**Given problem:** Write out all of the data without omission, exactly as shown.

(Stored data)
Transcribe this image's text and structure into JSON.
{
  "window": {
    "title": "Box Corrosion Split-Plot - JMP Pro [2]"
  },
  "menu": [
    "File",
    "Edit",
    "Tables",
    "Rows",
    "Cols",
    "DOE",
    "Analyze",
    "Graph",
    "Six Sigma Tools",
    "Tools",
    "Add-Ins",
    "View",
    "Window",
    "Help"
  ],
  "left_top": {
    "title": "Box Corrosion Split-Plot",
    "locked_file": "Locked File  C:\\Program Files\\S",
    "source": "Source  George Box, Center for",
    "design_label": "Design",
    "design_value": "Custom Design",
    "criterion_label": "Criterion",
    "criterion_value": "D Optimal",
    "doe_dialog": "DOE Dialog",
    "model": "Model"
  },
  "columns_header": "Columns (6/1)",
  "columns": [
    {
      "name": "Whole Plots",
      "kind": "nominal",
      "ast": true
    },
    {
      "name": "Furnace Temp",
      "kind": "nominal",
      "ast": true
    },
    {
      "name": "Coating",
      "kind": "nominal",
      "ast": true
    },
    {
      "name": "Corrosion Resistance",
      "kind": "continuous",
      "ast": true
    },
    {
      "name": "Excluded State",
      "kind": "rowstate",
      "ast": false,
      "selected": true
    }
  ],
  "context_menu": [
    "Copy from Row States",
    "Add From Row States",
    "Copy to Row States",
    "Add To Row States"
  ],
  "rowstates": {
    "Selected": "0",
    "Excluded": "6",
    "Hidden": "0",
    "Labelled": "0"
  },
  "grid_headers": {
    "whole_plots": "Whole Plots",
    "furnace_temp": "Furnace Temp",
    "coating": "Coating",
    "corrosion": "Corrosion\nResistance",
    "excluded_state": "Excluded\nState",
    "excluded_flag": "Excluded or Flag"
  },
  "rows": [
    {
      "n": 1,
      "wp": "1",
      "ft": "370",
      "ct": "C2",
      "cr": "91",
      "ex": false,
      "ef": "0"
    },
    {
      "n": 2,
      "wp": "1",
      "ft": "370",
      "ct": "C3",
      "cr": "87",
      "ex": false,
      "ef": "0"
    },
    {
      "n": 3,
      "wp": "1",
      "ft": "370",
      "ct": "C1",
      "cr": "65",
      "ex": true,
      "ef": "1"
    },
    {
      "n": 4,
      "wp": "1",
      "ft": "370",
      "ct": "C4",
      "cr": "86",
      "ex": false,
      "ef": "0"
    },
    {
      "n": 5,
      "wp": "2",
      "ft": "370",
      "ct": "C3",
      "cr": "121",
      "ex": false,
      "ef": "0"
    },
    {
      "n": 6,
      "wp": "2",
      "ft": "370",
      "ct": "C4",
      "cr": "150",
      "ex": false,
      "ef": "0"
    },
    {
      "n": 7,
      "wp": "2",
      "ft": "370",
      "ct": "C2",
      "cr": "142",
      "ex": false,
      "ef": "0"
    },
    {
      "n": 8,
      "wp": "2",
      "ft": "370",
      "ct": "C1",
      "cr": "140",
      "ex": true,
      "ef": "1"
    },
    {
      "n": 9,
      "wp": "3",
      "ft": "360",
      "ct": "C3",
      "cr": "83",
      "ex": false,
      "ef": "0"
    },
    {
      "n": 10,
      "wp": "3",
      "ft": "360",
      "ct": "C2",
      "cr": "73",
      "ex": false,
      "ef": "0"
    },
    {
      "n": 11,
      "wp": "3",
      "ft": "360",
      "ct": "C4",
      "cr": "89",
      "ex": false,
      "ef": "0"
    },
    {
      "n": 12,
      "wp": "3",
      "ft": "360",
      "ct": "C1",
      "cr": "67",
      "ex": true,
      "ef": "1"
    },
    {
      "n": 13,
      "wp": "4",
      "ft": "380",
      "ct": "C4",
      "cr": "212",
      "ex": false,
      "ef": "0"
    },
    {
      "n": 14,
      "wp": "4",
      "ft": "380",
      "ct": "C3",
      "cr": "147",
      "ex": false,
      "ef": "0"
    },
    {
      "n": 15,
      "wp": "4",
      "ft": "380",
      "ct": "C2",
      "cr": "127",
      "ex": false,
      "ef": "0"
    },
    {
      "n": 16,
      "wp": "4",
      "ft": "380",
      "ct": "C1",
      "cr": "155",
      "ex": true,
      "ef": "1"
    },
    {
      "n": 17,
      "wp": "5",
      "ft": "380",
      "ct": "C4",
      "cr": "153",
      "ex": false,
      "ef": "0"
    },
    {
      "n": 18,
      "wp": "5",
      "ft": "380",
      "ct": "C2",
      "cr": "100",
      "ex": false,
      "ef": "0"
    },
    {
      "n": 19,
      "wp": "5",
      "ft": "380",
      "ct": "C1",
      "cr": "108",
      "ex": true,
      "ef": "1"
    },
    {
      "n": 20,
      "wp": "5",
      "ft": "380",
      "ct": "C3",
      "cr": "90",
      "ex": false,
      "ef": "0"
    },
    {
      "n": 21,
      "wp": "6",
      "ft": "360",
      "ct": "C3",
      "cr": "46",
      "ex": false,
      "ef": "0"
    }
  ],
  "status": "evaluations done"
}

**Task answer:**
Transcribe this image's text and structure into JSON.
{
  "window": {
    "title": "Box Corrosion Split-Plot - JMP Pro [2]"
  },
  "menu": [
    "File",
    "Edit",
    "Tables",
    "Rows",
    "Cols",
    "DOE",
    "Analyze",
    "Graph",
    "Six Sigma Tools",
    "Tools",
    "Add-Ins",
    "View",
    "Window",
    "Help"
  ],
  "left_top": {
    "title": "Box Corrosion Split-Plot",
    "locked_file": "Locked File  C:\\Program Files\\S",
    "source": "Source  George Box, Center for",
    "design_label": "Design",
    "design_value": "Custom Design",
    "criterion_label": "Criterion",
    "criterion_value": "D Optimal",
    "doe_dialog": "DOE Dialog",
    "model": "Model"
  },
  "columns_header": "Columns (6/1)",
  "columns": [
    {
      "name": "Whole Plots",
      "kind": "nominal",
      "ast": true
    },
    {
      "name": "Furnace Temp",
      "kind": "nominal",
      "ast": true
    },
    {
      "name": "Coating",
      "kind": "nominal",
      "ast": true
    },
    {
      "name": "Corrosion Resistance",
      "kind": "continuous",
      "ast": true
    },
    {
      "name": "Excluded State",
      "kind": "rowstate",
      "ast": false,
      "selected": true
    }
  ],
  "context_menu": [
    "Copy from Row States",
    "Add From Row States",
    "Copy to Row States",
    "Add To Row States"
  ],
  "rowstates": {
    "Selected": "0",
    "Excluded": "6",
    "Hidden": "0",
    "Labelled": "0"
  },
  "grid_headers": {
    "whole_plots": "Whole Plots",
    "furnace_temp": "Furnace Temp",
    "coating": "Coating",
    "corrosion": "Corrosion\nResistance",
    "excluded_state": "Excluded\nState",
    "excluded_flag": "Excluded or Flag"
  },
  "rows": [
    {
      "n": 1,
      "wp": "1",
      "ft": "370",
      "ct": "C2",
      "cr": "91",
      "ex": false,
      "ef": "0"
    },
    {
      "n": 2,
      "wp": "1",
      "ft": "370",
      "ct": "C3",
      "cr": "87",
      "ex": false,
      "ef": "0"
    },
    {
      "n": 3,
      "wp": "1",
      "ft": "370",
      "ct": "C1",
      "cr": "65",
      "ex": true,
      "ef": "1"
    },
    {
      "n": 4,
      "wp": "1",
      "ft": "370",
      "ct": "C4",
      "cr": "86",
      "ex": false,
      "ef": "0"
    },
    {
      "n": 5,
      "wp": "2",
      "ft": "370",
      "ct": "C3",
      "cr": "121",
      "ex": false,
      "ef": "0"
    },
    {
      "n": 6,
      "wp": "2",
      "ft": "370",
      "ct": "C4",
      "cr": "150",
      "ex": false,
      "ef": "0"
    },
    {
      "n": 7,
      "wp": "2",
      "ft": "370",
      "ct": "C2",
      "cr": "142",
      "ex": false,
      "ef": "0"
    },
    {
      "n": 8,
      "wp": "2",
      "ft": "370",
      "ct": "C1",
      "cr": "140",
      "ex": true,
      "ef": "1"
    },
    {
      "n": 9,
      "wp": "3",
      "ft": "360",
      "ct": "C3",
      "cr": "83",
      "ex": false,
      "ef": "0"
    },
    {
      "n": 10,
      "wp": "3",
      "ft": "360",
      "ct": "C2",
      "cr": "73",
      "ex": false,
      "ef": "0"
    },
    {
      "n": 11,
      "wp": "3",
      "ft": "360",
      "ct": "C4",
      "cr": "89",
      "ex": false,
      "ef": "0"
    },
    {
      "n": 12,
      "wp": "3",
      "ft": "360",
      "ct": "C1",
      "cr": "67",
      "ex": true,
      "ef": "1"
    },
    {
      "n": 13,
      "wp": "4",
      "ft": "380",
      "ct": "C4",
      "cr": "212",
      "ex": false,
      "ef": "0"
    },
    {
      "n": 14,
      "wp": "4",
      "ft": "380",
      "ct": "C3",
      "cr": "147",
      "ex": false,
      "ef": "0"
    },
    {
      "n": 15,
      "wp": "4",
      "ft": "380",
      "ct": "C2",
      "cr": "127",
      "ex": false,
      "ef": "0"
    },
    {
      "n": 16,
      "wp": "4",
      "ft": "380",
      "ct": "C1",
      "cr": "155",
      "ex": true,
      "ef": "1"
    },
    {
      "n": 17,
      "wp": "5",
      "ft": "380",
      "ct": "C4",
      "cr": "153",
      "ex": false,
      "ef": "0"
    },
    {
      "n": 18,
      "wp": "5",
      "ft": "380",
      "ct": "C2",
      "cr": "100",
      "ex": false,
      "ef": "0"
    },
    {
      "n": 19,
      "wp": "5",
      "ft": "380",
      "ct": "C1",
      "cr": "108",
      "ex": true,
      "ef": "1"
    },
    {
      "n": 20,
      "wp": "5",
      "ft": "380",
      "ct": "C3",
      "cr": "90",
      "ex": false,
      "ef": "0"
    },
    {
      "n": 21,
      "wp": "6",
      "ft": "360",
      "ct": "C3",
      "cr": "46",
      "ex": false,
      "ef": "0"
    }
  ],
  "status": "evaluations done"
}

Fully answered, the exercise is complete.